## Start

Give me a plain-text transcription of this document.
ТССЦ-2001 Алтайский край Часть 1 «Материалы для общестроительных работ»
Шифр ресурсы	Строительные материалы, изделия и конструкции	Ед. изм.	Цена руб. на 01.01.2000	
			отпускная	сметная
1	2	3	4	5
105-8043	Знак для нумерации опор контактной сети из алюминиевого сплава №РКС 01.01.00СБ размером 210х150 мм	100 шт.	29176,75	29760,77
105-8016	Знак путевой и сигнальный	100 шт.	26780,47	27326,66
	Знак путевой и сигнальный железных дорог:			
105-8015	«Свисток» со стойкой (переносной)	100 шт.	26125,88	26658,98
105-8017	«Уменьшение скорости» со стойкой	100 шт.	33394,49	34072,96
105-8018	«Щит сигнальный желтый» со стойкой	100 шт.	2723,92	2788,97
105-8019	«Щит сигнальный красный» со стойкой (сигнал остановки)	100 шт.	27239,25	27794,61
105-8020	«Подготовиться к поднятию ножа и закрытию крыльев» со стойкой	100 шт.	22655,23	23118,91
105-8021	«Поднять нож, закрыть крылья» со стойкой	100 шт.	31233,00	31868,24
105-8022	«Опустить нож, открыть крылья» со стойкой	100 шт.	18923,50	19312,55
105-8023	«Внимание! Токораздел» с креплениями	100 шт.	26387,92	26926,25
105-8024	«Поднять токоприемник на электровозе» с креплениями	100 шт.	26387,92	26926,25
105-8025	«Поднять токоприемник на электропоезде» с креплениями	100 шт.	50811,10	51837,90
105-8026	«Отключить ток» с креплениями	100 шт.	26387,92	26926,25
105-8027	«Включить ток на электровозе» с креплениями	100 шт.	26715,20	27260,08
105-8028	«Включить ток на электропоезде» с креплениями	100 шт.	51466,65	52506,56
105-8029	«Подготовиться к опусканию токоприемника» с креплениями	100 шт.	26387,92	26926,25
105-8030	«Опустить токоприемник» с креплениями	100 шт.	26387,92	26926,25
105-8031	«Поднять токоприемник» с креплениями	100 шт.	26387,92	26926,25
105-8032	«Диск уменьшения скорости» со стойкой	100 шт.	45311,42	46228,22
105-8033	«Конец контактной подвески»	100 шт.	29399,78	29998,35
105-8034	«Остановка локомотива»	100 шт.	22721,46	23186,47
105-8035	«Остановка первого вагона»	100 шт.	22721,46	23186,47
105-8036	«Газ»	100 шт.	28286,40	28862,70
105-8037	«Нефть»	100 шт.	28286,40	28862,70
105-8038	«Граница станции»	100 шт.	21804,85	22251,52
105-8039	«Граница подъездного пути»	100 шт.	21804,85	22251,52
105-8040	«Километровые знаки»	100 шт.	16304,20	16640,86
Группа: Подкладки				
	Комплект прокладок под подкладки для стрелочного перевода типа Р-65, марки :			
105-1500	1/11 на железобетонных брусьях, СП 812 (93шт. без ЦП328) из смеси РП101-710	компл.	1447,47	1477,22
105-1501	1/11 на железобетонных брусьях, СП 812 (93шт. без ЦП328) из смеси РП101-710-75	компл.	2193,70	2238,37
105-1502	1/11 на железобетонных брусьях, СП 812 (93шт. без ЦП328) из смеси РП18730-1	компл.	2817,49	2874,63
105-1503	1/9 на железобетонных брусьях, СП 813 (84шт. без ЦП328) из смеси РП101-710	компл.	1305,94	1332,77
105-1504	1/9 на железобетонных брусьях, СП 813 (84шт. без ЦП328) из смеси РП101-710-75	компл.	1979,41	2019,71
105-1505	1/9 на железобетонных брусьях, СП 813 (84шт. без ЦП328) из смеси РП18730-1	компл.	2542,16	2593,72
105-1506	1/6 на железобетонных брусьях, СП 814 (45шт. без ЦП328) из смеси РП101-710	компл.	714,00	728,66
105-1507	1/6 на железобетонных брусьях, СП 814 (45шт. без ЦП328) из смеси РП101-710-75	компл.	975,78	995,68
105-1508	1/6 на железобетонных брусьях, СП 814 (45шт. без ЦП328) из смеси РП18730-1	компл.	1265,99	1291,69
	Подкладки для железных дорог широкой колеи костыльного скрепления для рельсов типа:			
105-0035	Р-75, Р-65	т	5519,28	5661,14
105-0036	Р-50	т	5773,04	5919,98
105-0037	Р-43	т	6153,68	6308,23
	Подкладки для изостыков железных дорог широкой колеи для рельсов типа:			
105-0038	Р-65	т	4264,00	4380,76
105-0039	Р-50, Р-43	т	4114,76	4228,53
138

## End

- [DIRECTION]:
Go through the records and copy each line with "дорог" in it.

- [TASK ANSWER]:
	Знак путевой и сигнальный железных дорог:			
	Подкладки для железных дорог широкой колеи костыльного скрепления для рельсов типа:			
	Подкладки для изостыков железных дорог широкой колеи для рельсов типа:			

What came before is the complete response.